- TASK DATA:
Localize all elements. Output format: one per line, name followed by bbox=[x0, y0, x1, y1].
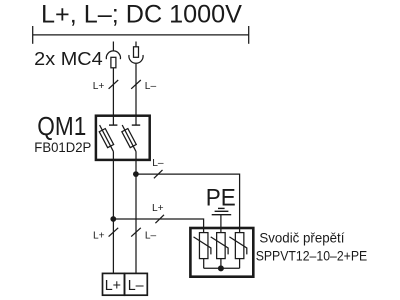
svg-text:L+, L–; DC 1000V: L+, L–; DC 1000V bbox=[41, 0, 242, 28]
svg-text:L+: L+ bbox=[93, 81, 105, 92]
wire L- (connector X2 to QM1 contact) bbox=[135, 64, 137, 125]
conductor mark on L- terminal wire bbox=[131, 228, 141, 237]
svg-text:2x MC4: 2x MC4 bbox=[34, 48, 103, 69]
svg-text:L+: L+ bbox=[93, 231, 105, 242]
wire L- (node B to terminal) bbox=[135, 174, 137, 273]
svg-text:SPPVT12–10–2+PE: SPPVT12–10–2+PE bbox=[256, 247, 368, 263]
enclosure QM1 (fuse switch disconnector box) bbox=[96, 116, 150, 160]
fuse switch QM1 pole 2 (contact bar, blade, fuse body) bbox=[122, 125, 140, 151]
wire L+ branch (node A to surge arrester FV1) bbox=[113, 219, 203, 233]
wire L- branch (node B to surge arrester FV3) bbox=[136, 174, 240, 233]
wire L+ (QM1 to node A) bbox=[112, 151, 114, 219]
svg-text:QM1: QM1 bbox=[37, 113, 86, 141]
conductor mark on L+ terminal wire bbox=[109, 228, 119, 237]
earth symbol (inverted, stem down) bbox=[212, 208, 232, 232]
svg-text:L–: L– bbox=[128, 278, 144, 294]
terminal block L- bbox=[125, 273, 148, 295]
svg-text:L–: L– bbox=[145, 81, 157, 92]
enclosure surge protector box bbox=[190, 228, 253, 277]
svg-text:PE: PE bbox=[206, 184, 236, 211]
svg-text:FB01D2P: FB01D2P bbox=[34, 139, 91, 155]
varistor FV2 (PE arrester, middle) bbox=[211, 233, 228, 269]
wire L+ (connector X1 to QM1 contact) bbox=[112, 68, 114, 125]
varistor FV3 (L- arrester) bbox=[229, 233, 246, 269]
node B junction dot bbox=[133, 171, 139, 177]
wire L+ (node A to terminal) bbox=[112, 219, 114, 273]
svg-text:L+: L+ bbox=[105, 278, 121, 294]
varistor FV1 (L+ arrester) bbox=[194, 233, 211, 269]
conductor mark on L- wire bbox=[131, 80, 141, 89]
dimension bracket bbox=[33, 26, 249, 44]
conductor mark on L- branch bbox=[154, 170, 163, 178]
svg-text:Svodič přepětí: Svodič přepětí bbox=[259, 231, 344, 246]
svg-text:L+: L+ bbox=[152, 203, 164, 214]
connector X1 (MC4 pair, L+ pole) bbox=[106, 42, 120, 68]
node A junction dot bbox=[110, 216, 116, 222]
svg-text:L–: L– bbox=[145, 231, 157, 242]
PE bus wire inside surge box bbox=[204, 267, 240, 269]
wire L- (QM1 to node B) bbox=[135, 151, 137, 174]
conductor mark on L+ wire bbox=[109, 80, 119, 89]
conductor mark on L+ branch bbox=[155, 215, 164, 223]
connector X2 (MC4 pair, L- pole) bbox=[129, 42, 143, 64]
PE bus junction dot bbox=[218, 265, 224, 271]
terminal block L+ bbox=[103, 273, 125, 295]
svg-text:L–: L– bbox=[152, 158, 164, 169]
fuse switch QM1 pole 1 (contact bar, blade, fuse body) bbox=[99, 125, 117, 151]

- EXERCISE GOAL:
Print every item above again line by line, character for character, but omit the picture lines.

- OUTPUT FOR THIS TASK:
Localize all elements. Output format: one per line, name followed by bbox=[x0, y0, x1, y1].
svg-text:L+, L–; DC 1000V: L+, L–; DC 1000V bbox=[41, 0, 242, 28]
svg-text:L+: L+ bbox=[93, 81, 105, 92]
wire L- (connector X2 to QM1 contact) bbox=[135, 64, 137, 125]
conductor mark on L- terminal wire bbox=[131, 228, 141, 237]
svg-text:2x MC4: 2x MC4 bbox=[34, 48, 103, 69]
svg-text:L+: L+ bbox=[93, 231, 105, 242]
wire L- (node B to terminal) bbox=[135, 174, 137, 273]
svg-text:SPPVT12–10–2+PE: SPPVT12–10–2+PE bbox=[256, 247, 368, 263]
enclosure QM1 (fuse switch disconnector box) bbox=[96, 116, 150, 160]
fuse switch QM1 pole 2 (contact bar, blade, fuse body) bbox=[122, 125, 140, 151]
wire L+ branch (node A to surge arrester FV1) bbox=[113, 219, 203, 233]
wire L- branch (node B to surge arrester FV3) bbox=[136, 174, 240, 233]
wire L+ (QM1 to node A) bbox=[112, 151, 114, 219]
svg-text:QM1: QM1 bbox=[37, 113, 86, 141]
conductor mark on L+ terminal wire bbox=[109, 228, 119, 237]
earth symbol (inverted, stem down) bbox=[212, 208, 232, 232]
svg-text:L–: L– bbox=[128, 278, 144, 294]
terminal block L- bbox=[125, 273, 148, 295]
svg-text:L–: L– bbox=[145, 81, 157, 92]
enclosure surge protector box bbox=[190, 228, 253, 277]
svg-text:PE: PE bbox=[206, 184, 236, 211]
svg-text:FB01D2P: FB01D2P bbox=[34, 139, 91, 155]
varistor FV2 (PE arrester, middle) bbox=[211, 233, 228, 269]
wire L+ (connector X1 to QM1 contact) bbox=[112, 68, 114, 125]
varistor FV3 (L- arrester) bbox=[229, 233, 246, 269]
node B junction dot bbox=[133, 171, 139, 177]
wire L+ (node A to terminal) bbox=[112, 219, 114, 273]
svg-text:L+: L+ bbox=[105, 278, 121, 294]
varistor FV1 (L+ arrester) bbox=[194, 233, 211, 269]
conductor mark on L- wire bbox=[131, 80, 141, 89]
dimension bracket bbox=[33, 26, 249, 44]
conductor mark on L- branch bbox=[154, 170, 163, 178]
svg-text:Svodič přepětí: Svodič přepětí bbox=[259, 231, 344, 246]
svg-text:L+: L+ bbox=[152, 203, 164, 214]
connector X1 (MC4 pair, L+ pole) bbox=[106, 42, 120, 68]
node A junction dot bbox=[110, 216, 116, 222]
svg-text:L–: L– bbox=[145, 231, 157, 242]
PE bus wire inside surge box bbox=[204, 267, 240, 269]
wire L- (QM1 to node B) bbox=[135, 151, 137, 174]
conductor mark on L+ wire bbox=[109, 80, 119, 89]
conductor mark on L+ branch bbox=[155, 215, 164, 223]
connector X2 (MC4 pair, L- pole) bbox=[129, 42, 143, 64]
PE bus junction dot bbox=[218, 265, 224, 271]
terminal block L+ bbox=[103, 273, 125, 295]
svg-text:L–: L– bbox=[152, 158, 164, 169]
fuse switch QM1 pole 1 (contact bar, blade, fuse body) bbox=[99, 125, 117, 151]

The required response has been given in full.